▶ DIRECTIONS:
Collect all lines from the records below that include the word "icon".

▶ INPUT ROWS:
________________________
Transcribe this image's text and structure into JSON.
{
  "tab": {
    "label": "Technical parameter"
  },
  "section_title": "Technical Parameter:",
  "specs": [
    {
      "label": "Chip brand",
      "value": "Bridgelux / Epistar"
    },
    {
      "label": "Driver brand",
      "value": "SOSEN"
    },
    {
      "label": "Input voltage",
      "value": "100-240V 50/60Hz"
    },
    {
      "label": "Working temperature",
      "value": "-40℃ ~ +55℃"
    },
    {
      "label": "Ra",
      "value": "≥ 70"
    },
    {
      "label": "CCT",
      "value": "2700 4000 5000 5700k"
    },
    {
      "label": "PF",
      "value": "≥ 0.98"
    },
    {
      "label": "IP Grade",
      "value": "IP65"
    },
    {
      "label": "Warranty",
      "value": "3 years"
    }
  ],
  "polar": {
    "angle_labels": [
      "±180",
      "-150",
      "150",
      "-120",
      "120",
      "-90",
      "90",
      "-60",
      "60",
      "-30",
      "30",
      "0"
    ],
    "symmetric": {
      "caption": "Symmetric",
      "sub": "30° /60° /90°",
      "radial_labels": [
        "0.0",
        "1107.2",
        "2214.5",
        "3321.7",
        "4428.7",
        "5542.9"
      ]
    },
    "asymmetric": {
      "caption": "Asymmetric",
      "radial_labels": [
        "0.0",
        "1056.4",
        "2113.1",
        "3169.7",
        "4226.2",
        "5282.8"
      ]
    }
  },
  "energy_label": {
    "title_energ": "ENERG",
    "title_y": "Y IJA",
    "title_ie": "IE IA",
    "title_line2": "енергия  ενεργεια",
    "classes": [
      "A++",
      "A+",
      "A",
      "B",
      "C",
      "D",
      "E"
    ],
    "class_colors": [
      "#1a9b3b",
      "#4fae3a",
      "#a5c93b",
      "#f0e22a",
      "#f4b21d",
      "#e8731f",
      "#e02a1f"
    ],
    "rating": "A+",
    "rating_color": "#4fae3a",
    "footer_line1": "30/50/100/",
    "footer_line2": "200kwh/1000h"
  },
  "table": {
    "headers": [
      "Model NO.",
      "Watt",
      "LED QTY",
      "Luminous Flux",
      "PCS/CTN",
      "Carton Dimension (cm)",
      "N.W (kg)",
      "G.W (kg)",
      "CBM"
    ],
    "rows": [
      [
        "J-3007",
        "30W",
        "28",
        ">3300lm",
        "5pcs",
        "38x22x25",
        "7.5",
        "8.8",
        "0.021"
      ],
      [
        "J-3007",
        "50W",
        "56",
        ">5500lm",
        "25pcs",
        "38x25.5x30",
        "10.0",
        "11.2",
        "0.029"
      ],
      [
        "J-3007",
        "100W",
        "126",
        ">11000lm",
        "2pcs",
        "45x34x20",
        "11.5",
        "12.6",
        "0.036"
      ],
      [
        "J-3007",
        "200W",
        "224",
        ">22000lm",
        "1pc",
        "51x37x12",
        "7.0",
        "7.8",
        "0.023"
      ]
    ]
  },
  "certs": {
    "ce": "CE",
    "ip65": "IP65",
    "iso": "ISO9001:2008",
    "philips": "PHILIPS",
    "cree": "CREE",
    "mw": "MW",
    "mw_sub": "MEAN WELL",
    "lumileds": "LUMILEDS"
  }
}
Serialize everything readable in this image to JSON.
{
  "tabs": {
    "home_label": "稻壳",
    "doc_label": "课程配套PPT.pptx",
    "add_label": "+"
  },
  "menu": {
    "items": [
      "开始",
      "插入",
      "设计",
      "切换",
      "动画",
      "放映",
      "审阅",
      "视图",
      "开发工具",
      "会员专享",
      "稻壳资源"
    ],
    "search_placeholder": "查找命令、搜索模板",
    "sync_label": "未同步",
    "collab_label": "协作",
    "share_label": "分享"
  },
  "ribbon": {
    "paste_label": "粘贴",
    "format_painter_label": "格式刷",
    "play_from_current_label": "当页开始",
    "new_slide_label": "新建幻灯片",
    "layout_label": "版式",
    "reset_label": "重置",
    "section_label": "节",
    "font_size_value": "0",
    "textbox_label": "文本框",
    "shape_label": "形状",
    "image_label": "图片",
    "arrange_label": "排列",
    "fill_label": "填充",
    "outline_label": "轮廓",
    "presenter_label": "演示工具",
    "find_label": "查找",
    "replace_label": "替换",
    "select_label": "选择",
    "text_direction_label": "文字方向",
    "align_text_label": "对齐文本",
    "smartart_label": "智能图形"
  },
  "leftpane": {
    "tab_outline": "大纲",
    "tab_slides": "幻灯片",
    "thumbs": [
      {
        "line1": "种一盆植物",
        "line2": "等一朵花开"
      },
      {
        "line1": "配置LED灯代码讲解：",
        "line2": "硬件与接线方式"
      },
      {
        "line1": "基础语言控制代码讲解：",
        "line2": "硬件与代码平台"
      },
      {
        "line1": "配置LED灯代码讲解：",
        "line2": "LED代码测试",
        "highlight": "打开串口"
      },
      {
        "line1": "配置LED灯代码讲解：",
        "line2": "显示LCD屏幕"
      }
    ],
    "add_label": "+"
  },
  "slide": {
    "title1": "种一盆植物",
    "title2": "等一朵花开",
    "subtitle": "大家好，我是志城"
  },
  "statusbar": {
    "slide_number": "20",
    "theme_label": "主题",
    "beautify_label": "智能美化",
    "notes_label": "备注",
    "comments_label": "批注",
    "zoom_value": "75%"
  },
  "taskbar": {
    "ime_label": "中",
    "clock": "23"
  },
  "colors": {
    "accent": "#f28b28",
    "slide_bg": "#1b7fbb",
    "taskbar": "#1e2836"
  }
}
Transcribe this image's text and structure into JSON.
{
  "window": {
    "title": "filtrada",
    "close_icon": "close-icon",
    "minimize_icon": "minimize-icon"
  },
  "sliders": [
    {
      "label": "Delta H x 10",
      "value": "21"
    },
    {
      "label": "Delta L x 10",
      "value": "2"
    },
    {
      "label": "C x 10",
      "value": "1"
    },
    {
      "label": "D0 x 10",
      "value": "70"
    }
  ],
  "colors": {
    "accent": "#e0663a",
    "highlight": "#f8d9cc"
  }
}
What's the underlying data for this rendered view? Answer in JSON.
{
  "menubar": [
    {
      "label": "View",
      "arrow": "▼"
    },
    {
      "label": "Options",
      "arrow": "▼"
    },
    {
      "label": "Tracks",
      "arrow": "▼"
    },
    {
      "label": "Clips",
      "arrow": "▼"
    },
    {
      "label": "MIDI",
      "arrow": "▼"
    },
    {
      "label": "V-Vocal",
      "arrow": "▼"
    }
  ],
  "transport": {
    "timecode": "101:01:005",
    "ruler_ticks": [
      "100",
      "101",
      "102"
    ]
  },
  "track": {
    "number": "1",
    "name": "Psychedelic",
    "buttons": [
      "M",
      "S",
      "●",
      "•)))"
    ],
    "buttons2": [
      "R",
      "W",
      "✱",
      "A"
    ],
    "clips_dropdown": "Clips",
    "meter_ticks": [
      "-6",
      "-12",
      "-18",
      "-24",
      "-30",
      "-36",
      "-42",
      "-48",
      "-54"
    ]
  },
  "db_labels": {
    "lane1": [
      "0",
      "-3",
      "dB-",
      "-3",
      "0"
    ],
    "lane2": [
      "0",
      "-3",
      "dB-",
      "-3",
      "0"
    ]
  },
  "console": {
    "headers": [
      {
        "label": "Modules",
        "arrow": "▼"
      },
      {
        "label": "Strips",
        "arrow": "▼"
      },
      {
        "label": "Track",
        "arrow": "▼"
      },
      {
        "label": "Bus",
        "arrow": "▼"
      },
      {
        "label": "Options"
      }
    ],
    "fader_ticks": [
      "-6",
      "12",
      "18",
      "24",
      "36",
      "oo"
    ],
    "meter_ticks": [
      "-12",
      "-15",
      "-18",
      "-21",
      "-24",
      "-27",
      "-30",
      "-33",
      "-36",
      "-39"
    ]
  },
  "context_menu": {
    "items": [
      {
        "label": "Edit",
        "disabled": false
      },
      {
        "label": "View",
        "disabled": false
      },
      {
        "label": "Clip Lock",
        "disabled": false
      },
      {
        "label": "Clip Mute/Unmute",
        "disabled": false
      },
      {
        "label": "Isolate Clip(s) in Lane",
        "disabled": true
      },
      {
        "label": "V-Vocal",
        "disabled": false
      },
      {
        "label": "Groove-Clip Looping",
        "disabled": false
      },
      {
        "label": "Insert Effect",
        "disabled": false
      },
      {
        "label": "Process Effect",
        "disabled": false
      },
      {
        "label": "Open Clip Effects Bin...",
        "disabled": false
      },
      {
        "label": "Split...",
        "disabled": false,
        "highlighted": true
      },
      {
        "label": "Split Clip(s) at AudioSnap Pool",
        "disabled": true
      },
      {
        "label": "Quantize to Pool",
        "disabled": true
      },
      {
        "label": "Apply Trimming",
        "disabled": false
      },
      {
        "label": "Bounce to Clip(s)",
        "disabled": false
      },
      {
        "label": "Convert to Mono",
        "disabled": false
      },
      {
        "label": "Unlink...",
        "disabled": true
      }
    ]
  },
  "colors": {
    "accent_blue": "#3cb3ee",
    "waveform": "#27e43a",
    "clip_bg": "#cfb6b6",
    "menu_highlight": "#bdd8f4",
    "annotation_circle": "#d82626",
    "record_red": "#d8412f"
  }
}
________________________
▶ THE RESPONSE:
    "close_icon": "close-icon",
    "minimize_icon": "minimize-icon"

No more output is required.